** BEGIN **
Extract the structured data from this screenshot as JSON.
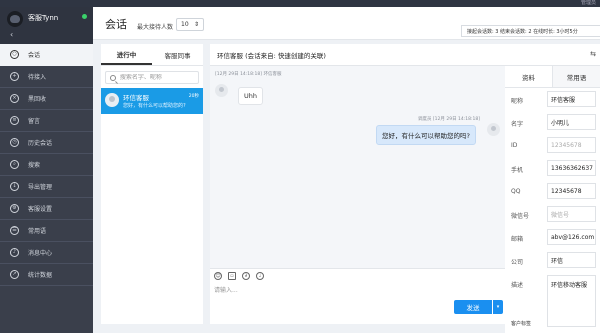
{
  "topbar": {
    "admin_label": "管理员"
  },
  "sidebar": {
    "user_name": "客服Tynn",
    "status_color": "#3ad16a",
    "collapse_icon": "‹",
    "items": [
      {
        "label": "会话",
        "icon": "chat-icon"
      },
      {
        "label": "待接入",
        "icon": "queue-icon"
      },
      {
        "label": "黑回收",
        "icon": "recycle-icon"
      },
      {
        "label": "留言",
        "icon": "message-icon"
      },
      {
        "label": "历史会话",
        "icon": "history-icon"
      },
      {
        "label": "搜索",
        "icon": "search-icon"
      },
      {
        "label": "导出管理",
        "icon": "export-icon"
      },
      {
        "label": "客服设置",
        "icon": "settings-icon"
      },
      {
        "label": "常用语",
        "icon": "phrases-icon"
      },
      {
        "label": "消息中心",
        "icon": "bell-icon"
      },
      {
        "label": "统计数据",
        "icon": "stats-icon"
      }
    ]
  },
  "header": {
    "title": "会话",
    "max_label": "最大接待人数",
    "max_value": "10",
    "stats": "接起会话数: 3   结束会话数: 2   在线时长: 3小时5分"
  },
  "list": {
    "tabs": [
      "进行中",
      "客服同事"
    ],
    "search_placeholder": "搜索名字、昵称",
    "conversations": [
      {
        "name": "环信客服",
        "time": "20秒",
        "preview": "您好，有什么可以帮助您的?"
      }
    ]
  },
  "chat": {
    "title": "环信客服 (会话来自: 快速创建的关联)",
    "messages": [
      {
        "meta": "[12月 29日 14:18:18] 环信客服",
        "text": "Uhh",
        "direction": "in"
      },
      {
        "meta": "调度员 [12月 29日 14:18:18]",
        "text": "您好，有什么可以帮助您的吗?",
        "direction": "out"
      }
    ],
    "input_placeholder": "请输入...",
    "send_label": "发送",
    "accent": "#1a8ff0"
  },
  "info": {
    "tabs": [
      "资料",
      "常用语"
    ],
    "fields": [
      {
        "label": "昵称",
        "value": "环信客服",
        "placeholder": false
      },
      {
        "label": "名字",
        "value": "小明儿",
        "placeholder": false
      },
      {
        "label": "ID",
        "value": "12345678",
        "placeholder": true
      },
      {
        "label": "手机",
        "value": "13636362637",
        "placeholder": false
      },
      {
        "label": "QQ",
        "value": "12345678",
        "placeholder": false
      },
      {
        "label": "微信号",
        "value": "微信号",
        "placeholder": true
      },
      {
        "label": "邮箱",
        "value": "abv@126.com",
        "placeholder": false
      },
      {
        "label": "公司",
        "value": "环信",
        "placeholder": false
      },
      {
        "label": "描述",
        "value": "环信移动客服",
        "placeholder": false
      }
    ],
    "customer_tag_label": "客户标签"
  }
}
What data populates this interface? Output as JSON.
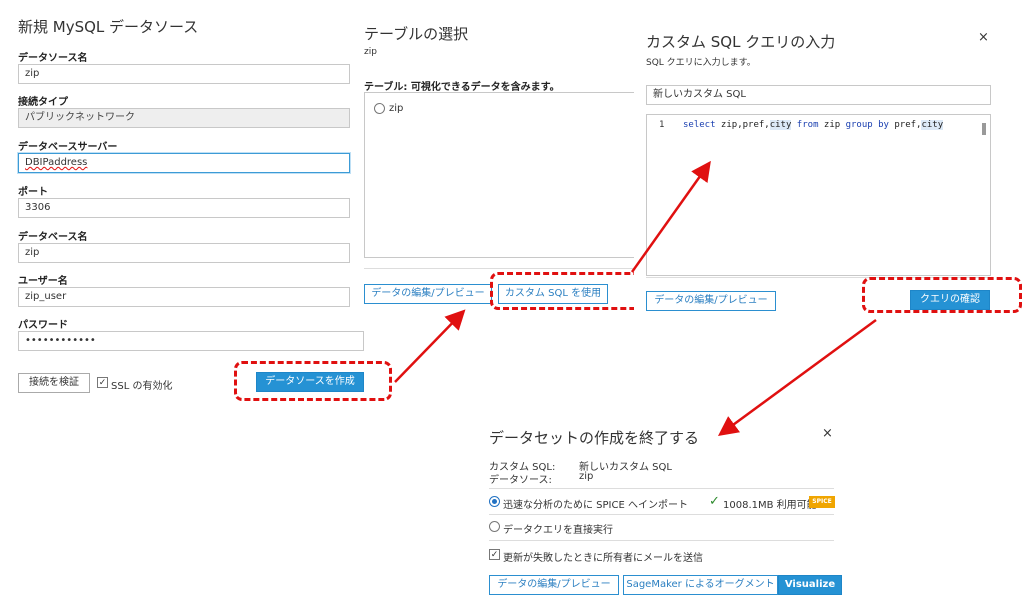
{
  "mysql": {
    "title": "新規 MySQL データソース",
    "ds_name_label": "データソース名",
    "ds_name_value": "zip",
    "conn_type_label": "接続タイプ",
    "conn_type_value": "パブリックネットワーク",
    "server_label": "データベースサーバー",
    "server_value": "DBIPaddress",
    "port_label": "ポート",
    "port_value": "3306",
    "dbname_label": "データベース名",
    "dbname_value": "zip",
    "user_label": "ユーザー名",
    "user_value": "zip_user",
    "password_label": "パスワード",
    "password_value": "••••••••••••",
    "validate_button": "接続を検証",
    "ssl_label": "SSL の有効化",
    "ssl_checked": "✓",
    "create_button": "データソースを作成"
  },
  "table": {
    "title": "テーブルの選択",
    "subtitle": "zip",
    "list_label": "テーブル: 可視化できるデータを含みます。",
    "option": "zip",
    "edit_button": "データの編集/プレビュー",
    "custom_sql_button": "カスタム SQL を使用"
  },
  "custom_sql": {
    "title": "カスタム SQL クエリの入力",
    "subtitle": "SQL クエリに入力します。",
    "close": "×",
    "name_value": "新しいカスタム SQL",
    "line_no": "1",
    "code": {
      "select": "select",
      "fields": " zip,pref,",
      "city1": "city",
      "from": " from",
      "table": " zip ",
      "group": "group",
      "by": " by",
      "pref": " pref,",
      "city2": "city"
    },
    "edit_button": "データの編集/プレビュー",
    "confirm_button": "クエリの確認"
  },
  "finish": {
    "title": "データセットの作成を終了する",
    "close": "×",
    "custom_sql_label": "カスタム SQL:",
    "custom_sql_value": "新しいカスタム SQL",
    "ds_label": "データソース:",
    "ds_value": "zip",
    "spice_option": "迅速な分析のために SPICE へインポート",
    "spice_check": "✓",
    "spice_size": "1008.1MB 利用可能",
    "spice_badge": "SPICE",
    "direct_option": "データクエリを直接実行",
    "email_checked": "✓",
    "email_label": "更新が失敗したときに所有者にメールを送信",
    "edit_button": "データの編集/プレビュー",
    "sagemaker_button": "SageMaker によるオーグメント",
    "visualize_button": "Visualize"
  },
  "colors": {
    "accent": "#2592d4",
    "annotation": "#e01010",
    "spice_badge": "#f0a500",
    "available": "#2e8b2e"
  }
}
** END **
* BRIEF
Please write out all of the material above without changing a word, and omit any pictures.

* OUTPUT BELOW
Extract the structured data from this screenshot as JSON.
{
  "topbar": {
    "admin_label": "管理员"
  },
  "sidebar": {
    "user_name": "客服Tynn",
    "status_color": "#3ad16a",
    "collapse_icon": "‹",
    "items": [
      {
        "label": "会话",
        "icon": "chat-icon"
      },
      {
        "label": "待接入",
        "icon": "queue-icon"
      },
      {
        "label": "黑回收",
        "icon": "recycle-icon"
      },
      {
        "label": "留言",
        "icon": "message-icon"
      },
      {
        "label": "历史会话",
        "icon": "history-icon"
      },
      {
        "label": "搜索",
        "icon": "search-icon"
      },
      {
        "label": "导出管理",
        "icon": "export-icon"
      },
      {
        "label": "客服设置",
        "icon": "settings-icon"
      },
      {
        "label": "常用语",
        "icon": "phrases-icon"
      },
      {
        "label": "消息中心",
        "icon": "bell-icon"
      },
      {
        "label": "统计数据",
        "icon": "stats-icon"
      }
    ]
  },
  "header": {
    "title": "会话",
    "max_label": "最大接待人数",
    "max_value": "10",
    "stats": "接起会话数: 3   结束会话数: 2   在线时长: 3小时5分"
  },
  "list": {
    "tabs": [
      "进行中",
      "客服同事"
    ],
    "search_placeholder": "搜索名字、昵称",
    "conversations": [
      {
        "name": "环信客服",
        "time": "20秒",
        "preview": "您好，有什么可以帮助您的?"
      }
    ]
  },
  "chat": {
    "title": "环信客服 (会话来自: 快速创建的关联)",
    "messages": [
      {
        "meta": "[12月 29日 14:18:18] 环信客服",
        "text": "Uhh",
        "direction": "in"
      },
      {
        "meta": "调度员 [12月 29日 14:18:18]",
        "text": "您好，有什么可以帮助您的吗?",
        "direction": "out"
      }
    ],
    "input_placeholder": "请输入...",
    "send_label": "发送",
    "accent": "#1a8ff0"
  },
  "info": {
    "tabs": [
      "资料",
      "常用语"
    ],
    "fields": [
      {
        "label": "昵称",
        "value": "环信客服",
        "placeholder": false
      },
      {
        "label": "名字",
        "value": "小明儿",
        "placeholder": false
      },
      {
        "label": "ID",
        "value": "12345678",
        "placeholder": true
      },
      {
        "label": "手机",
        "value": "13636362637",
        "placeholder": false
      },
      {
        "label": "QQ",
        "value": "12345678",
        "placeholder": false
      },
      {
        "label": "微信号",
        "value": "微信号",
        "placeholder": true
      },
      {
        "label": "邮箱",
        "value": "abv@126.com",
        "placeholder": false
      },
      {
        "label": "公司",
        "value": "环信",
        "placeholder": false
      },
      {
        "label": "描述",
        "value": "环信移动客服",
        "placeholder": false
      }
    ],
    "customer_tag_label": "客户标签"
  }
}
What data populates this interface? Output as JSON.
{
  "mysql": {
    "title": "新規 MySQL データソース",
    "ds_name_label": "データソース名",
    "ds_name_value": "zip",
    "conn_type_label": "接続タイプ",
    "conn_type_value": "パブリックネットワーク",
    "server_label": "データベースサーバー",
    "server_value": "DBIPaddress",
    "port_label": "ポート",
    "port_value": "3306",
    "dbname_label": "データベース名",
    "dbname_value": "zip",
    "user_label": "ユーザー名",
    "user_value": "zip_user",
    "password_label": "パスワード",
    "password_value": "••••••••••••",
    "validate_button": "接続を検証",
    "ssl_label": "SSL の有効化",
    "ssl_checked": "✓",
    "create_button": "データソースを作成"
  },
  "table": {
    "title": "テーブルの選択",
    "subtitle": "zip",
    "list_label": "テーブル: 可視化できるデータを含みます。",
    "option": "zip",
    "edit_button": "データの編集/プレビュー",
    "custom_sql_button": "カスタム SQL を使用"
  },
  "custom_sql": {
    "title": "カスタム SQL クエリの入力",
    "subtitle": "SQL クエリに入力します。",
    "close": "×",
    "name_value": "新しいカスタム SQL",
    "line_no": "1",
    "code": {
      "select": "select",
      "fields": " zip,pref,",
      "city1": "city",
      "from": " from",
      "table": " zip ",
      "group": "group",
      "by": " by",
      "pref": " pref,",
      "city2": "city"
    },
    "edit_button": "データの編集/プレビュー",
    "confirm_button": "クエリの確認"
  },
  "finish": {
    "title": "データセットの作成を終了する",
    "close": "×",
    "custom_sql_label": "カスタム SQL:",
    "custom_sql_value": "新しいカスタム SQL",
    "ds_label": "データソース:",
    "ds_value": "zip",
    "spice_option": "迅速な分析のために SPICE へインポート",
    "spice_check": "✓",
    "spice_size": "1008.1MB 利用可能",
    "spice_badge": "SPICE",
    "direct_option": "データクエリを直接実行",
    "email_checked": "✓",
    "email_label": "更新が失敗したときに所有者にメールを送信",
    "edit_button": "データの編集/プレビュー",
    "sagemaker_button": "SageMaker によるオーグメント",
    "visualize_button": "Visualize"
  },
  "colors": {
    "accent": "#2592d4",
    "annotation": "#e01010",
    "spice_badge": "#f0a500",
    "available": "#2e8b2e"
  }
}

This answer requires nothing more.